**Stated task:** Search the material for the word "face" and report each line where it turns up.

**Data for this exercise:**
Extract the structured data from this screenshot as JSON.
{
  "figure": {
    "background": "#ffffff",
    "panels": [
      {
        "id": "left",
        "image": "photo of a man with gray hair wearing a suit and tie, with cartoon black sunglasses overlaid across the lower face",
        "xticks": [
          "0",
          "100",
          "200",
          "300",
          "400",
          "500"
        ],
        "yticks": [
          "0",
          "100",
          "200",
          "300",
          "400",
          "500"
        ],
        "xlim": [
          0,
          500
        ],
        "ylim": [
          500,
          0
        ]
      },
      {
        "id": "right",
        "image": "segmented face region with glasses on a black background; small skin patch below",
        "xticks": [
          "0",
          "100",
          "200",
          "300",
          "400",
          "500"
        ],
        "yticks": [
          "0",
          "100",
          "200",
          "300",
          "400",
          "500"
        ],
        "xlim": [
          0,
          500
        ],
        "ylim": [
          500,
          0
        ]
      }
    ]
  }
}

**Response to the exercise:**
        "image": "photo of a man with gray hair wearing a suit and tie, with cartoon black sunglasses overlaid across the lower face",
        "image": "segmented face region with glasses on a black background; small skin patch below",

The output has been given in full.